### Task material
— start —

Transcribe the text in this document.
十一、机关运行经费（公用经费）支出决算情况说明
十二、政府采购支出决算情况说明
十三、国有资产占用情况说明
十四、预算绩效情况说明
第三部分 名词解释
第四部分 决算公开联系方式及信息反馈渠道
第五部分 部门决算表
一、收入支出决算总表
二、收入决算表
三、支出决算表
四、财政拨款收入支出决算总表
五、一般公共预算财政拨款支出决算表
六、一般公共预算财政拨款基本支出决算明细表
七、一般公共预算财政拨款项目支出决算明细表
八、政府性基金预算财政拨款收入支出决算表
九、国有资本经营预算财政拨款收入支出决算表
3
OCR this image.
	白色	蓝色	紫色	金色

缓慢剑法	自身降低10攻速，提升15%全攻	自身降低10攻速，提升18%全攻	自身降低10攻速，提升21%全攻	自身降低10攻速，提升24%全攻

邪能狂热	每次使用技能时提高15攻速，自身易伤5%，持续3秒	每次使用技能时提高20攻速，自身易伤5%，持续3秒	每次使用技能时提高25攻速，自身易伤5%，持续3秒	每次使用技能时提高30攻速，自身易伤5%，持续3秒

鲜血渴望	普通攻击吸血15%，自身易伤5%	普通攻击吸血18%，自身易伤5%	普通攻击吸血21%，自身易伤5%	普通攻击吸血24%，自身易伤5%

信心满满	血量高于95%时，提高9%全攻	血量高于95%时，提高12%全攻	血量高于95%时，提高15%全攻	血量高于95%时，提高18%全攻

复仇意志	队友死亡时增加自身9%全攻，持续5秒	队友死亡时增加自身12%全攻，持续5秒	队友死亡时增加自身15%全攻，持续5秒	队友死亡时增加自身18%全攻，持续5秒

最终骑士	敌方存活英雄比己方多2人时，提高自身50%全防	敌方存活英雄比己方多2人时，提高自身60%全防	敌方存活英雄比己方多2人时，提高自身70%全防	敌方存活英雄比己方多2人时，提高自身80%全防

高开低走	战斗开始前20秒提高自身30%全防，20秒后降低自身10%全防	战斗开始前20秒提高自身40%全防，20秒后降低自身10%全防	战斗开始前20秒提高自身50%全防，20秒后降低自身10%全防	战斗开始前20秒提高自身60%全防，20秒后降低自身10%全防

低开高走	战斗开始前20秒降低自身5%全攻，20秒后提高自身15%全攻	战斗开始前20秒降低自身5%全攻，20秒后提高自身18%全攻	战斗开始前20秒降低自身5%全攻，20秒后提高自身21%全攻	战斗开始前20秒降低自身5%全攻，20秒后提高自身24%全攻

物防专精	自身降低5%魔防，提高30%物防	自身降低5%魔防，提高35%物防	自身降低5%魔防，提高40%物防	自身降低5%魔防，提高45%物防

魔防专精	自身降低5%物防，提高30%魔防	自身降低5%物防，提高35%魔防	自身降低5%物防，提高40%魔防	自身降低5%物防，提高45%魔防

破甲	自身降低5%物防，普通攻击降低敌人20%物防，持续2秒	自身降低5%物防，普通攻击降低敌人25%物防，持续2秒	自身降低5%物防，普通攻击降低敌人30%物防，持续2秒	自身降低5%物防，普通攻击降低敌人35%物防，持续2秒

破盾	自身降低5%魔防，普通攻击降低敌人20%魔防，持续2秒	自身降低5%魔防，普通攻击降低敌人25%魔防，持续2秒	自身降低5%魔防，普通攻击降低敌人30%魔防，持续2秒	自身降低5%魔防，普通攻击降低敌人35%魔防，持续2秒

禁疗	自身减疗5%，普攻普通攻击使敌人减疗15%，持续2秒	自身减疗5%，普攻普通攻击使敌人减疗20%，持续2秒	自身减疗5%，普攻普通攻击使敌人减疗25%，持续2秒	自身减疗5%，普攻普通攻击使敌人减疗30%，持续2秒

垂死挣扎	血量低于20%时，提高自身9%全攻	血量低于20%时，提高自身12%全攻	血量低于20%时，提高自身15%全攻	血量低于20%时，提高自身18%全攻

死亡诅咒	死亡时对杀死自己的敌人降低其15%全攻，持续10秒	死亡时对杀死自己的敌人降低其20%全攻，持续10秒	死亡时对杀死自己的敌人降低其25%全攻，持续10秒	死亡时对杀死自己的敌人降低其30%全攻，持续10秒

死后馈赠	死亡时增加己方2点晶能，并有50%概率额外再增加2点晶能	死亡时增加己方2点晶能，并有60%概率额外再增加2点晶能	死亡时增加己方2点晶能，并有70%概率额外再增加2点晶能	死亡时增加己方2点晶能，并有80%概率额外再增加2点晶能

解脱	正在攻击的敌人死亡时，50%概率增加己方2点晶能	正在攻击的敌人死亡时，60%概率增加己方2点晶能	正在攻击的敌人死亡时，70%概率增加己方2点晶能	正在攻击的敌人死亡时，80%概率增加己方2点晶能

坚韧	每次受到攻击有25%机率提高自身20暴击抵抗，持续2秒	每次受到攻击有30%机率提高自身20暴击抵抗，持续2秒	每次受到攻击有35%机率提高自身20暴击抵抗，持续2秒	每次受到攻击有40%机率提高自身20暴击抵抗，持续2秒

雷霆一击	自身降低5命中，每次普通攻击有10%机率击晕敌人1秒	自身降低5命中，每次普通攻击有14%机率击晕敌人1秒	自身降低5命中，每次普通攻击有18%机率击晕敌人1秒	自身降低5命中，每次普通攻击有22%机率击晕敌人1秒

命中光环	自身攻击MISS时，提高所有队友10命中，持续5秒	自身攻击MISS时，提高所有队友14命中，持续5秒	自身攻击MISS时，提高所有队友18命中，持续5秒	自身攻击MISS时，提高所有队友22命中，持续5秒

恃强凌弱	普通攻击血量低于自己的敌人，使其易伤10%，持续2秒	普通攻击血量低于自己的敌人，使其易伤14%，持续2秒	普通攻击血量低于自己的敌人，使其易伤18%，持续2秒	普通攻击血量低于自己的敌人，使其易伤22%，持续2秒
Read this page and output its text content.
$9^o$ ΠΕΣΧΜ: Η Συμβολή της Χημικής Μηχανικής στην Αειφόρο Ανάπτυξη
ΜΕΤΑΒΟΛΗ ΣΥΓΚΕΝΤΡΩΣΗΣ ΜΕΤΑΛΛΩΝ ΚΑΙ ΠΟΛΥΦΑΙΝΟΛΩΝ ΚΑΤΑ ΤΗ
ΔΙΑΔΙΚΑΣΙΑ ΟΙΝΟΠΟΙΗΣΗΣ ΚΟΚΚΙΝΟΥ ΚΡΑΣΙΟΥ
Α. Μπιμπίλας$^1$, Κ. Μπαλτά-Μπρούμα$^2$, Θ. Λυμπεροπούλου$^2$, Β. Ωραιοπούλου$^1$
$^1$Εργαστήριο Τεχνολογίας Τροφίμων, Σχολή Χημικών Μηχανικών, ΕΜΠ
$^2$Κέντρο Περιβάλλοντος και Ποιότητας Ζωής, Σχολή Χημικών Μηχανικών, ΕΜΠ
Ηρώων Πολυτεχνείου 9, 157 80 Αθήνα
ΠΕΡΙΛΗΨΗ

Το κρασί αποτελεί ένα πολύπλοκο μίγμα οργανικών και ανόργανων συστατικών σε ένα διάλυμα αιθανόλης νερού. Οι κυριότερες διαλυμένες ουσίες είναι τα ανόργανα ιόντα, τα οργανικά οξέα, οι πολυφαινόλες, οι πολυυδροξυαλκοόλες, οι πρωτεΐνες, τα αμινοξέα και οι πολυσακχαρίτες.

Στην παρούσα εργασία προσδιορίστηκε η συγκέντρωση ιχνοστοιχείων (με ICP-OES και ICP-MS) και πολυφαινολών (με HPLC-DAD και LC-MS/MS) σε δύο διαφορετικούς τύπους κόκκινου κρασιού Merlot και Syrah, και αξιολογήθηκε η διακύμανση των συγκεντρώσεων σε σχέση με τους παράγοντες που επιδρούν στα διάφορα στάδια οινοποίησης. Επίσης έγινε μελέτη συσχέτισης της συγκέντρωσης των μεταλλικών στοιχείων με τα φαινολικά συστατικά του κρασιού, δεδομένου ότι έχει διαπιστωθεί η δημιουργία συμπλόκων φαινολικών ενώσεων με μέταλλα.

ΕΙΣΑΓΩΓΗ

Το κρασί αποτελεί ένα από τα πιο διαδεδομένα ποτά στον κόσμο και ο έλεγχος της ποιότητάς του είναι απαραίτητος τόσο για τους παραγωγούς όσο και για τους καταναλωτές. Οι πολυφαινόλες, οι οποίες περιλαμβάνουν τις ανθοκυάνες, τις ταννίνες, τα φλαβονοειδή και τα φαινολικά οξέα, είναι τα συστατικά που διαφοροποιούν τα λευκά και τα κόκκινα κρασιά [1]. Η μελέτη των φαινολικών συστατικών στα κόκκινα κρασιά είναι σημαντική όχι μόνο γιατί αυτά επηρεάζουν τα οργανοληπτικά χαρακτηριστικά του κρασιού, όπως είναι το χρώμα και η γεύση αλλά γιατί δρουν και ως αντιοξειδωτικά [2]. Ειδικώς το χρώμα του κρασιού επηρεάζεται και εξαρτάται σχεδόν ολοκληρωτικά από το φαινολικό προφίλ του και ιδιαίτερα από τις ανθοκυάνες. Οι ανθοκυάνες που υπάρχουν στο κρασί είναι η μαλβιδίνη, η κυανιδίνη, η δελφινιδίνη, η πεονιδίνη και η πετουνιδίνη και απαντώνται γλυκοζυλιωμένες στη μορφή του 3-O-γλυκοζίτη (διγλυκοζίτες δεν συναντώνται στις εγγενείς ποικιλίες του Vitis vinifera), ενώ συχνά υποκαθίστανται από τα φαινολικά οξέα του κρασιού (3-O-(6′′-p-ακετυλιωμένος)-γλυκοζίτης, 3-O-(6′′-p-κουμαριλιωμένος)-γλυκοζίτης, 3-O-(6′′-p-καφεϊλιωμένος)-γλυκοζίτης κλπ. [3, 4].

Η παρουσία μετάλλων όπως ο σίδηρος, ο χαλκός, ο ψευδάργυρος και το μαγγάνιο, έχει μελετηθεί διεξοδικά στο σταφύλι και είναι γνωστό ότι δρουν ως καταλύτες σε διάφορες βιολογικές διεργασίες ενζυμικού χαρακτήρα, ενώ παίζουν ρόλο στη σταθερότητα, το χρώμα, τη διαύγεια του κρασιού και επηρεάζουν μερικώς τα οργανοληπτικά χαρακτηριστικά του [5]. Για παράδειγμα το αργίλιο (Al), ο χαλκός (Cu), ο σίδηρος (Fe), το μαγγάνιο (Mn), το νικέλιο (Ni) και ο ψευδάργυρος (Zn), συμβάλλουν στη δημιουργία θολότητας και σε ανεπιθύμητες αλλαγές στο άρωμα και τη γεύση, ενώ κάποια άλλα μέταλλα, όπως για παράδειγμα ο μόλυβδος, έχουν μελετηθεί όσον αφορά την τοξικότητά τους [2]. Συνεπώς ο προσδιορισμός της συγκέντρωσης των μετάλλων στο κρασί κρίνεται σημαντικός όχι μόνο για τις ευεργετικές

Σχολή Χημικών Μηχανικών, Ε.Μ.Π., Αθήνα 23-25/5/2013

— end —

### Exercise task
Pick out each line containing the string "Αθήνα" and copy it.

### Full output
Ηρώων Πολυτεχνείου 9, 157 80 Αθήνα
Σχολή Χημικών Μηχανικών, Ε.Μ.Π., Αθήνα 23-25/5/2013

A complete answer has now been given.